:: Required task ::
Locate the lines where "LIVE" occurs and copy them as they stand.

### Stored records

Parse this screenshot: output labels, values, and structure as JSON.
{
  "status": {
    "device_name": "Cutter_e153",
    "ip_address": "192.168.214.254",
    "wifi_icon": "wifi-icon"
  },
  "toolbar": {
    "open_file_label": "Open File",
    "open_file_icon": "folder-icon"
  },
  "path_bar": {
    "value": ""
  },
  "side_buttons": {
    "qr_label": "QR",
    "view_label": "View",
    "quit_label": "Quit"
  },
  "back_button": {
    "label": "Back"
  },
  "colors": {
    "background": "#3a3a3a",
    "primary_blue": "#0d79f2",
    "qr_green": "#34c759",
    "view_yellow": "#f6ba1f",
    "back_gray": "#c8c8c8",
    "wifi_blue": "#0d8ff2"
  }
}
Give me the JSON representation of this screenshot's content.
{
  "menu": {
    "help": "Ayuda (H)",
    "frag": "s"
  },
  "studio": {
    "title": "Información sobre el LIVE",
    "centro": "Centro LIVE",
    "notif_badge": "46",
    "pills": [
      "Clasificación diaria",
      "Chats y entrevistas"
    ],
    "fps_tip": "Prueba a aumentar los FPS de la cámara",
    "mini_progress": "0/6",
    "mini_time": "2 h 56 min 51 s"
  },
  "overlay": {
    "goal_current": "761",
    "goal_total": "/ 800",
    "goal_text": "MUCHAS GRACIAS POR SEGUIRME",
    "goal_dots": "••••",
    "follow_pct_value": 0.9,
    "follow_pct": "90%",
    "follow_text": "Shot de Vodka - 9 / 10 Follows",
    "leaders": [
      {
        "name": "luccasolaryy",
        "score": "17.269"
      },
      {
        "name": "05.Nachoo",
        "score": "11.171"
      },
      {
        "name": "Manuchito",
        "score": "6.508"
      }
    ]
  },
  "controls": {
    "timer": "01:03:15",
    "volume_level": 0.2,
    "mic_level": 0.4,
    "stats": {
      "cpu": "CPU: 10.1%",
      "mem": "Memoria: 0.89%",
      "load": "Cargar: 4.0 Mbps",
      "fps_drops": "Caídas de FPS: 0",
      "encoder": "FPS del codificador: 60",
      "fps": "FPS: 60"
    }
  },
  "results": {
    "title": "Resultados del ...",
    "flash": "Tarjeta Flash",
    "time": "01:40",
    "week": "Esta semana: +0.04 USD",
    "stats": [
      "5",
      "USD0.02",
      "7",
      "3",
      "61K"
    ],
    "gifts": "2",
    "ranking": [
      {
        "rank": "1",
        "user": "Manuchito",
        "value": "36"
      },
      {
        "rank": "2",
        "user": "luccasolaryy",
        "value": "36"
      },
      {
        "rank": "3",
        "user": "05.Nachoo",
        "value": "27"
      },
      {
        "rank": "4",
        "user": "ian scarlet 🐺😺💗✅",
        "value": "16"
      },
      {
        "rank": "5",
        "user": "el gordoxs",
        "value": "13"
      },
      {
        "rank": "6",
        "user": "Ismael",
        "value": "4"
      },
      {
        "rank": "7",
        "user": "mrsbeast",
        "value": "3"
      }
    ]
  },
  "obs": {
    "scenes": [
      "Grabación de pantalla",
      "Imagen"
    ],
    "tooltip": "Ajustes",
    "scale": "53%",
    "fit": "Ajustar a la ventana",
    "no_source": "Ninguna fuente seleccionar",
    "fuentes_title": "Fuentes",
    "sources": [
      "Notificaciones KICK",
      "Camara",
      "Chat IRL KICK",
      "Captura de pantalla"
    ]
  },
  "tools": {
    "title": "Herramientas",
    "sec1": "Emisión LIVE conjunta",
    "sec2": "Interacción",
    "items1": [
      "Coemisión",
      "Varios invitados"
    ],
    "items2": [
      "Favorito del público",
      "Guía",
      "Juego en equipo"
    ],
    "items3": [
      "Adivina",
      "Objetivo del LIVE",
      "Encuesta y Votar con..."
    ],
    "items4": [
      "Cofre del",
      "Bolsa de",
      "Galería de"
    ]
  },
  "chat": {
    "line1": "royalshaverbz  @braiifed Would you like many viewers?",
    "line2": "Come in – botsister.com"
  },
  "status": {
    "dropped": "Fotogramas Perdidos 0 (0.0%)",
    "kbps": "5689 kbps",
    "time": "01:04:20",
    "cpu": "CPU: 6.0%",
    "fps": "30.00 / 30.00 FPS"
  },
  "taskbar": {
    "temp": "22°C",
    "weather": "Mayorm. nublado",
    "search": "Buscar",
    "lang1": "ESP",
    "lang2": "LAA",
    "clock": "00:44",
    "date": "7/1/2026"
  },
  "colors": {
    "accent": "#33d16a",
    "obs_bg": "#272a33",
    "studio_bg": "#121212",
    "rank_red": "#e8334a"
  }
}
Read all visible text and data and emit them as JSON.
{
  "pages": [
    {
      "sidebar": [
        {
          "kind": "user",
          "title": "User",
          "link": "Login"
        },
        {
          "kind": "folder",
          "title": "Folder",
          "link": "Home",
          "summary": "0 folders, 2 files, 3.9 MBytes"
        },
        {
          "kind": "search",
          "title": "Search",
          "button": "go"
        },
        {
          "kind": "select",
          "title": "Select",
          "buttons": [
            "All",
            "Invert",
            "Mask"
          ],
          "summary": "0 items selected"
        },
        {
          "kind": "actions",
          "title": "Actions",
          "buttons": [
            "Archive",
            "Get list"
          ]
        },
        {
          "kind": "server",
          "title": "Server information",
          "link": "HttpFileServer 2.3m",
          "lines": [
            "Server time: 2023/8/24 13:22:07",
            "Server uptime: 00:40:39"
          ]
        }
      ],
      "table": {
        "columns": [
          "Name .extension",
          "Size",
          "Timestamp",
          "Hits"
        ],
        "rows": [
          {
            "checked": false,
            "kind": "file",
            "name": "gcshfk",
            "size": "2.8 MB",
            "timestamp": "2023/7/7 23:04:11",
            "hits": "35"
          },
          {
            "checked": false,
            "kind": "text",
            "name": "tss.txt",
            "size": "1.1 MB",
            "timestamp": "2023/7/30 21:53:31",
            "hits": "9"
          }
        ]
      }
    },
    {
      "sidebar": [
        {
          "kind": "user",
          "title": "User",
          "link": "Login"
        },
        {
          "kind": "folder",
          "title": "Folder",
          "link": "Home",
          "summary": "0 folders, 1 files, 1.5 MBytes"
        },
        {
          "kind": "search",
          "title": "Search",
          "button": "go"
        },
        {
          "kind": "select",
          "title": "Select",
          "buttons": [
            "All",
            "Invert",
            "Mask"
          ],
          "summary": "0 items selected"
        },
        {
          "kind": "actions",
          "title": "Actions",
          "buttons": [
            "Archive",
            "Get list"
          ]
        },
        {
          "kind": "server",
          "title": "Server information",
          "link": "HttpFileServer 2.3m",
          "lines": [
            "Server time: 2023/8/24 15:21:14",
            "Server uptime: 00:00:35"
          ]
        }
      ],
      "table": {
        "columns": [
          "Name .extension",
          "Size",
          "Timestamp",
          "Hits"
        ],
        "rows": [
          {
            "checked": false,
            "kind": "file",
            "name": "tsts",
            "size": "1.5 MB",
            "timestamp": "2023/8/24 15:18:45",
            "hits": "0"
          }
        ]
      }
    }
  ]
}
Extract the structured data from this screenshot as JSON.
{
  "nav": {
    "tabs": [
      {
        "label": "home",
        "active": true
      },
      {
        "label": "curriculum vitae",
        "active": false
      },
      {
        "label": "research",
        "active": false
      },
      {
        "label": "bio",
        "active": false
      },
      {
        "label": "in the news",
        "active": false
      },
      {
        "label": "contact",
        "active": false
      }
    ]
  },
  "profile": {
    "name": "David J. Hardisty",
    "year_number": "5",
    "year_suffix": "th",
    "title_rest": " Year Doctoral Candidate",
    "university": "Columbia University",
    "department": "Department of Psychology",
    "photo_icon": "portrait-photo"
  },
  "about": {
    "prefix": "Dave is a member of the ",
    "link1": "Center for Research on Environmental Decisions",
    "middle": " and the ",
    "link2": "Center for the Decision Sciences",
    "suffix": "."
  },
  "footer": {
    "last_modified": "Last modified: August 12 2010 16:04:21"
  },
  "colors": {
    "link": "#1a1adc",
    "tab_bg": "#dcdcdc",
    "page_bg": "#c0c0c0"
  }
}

######

:: Reply to the exercise ::
    "title": "Información sobre el LIVE",
    "centro": "Centro LIVE",
    "sec1": "Emisión LIVE conjunta",
      "Objetivo del LIVE",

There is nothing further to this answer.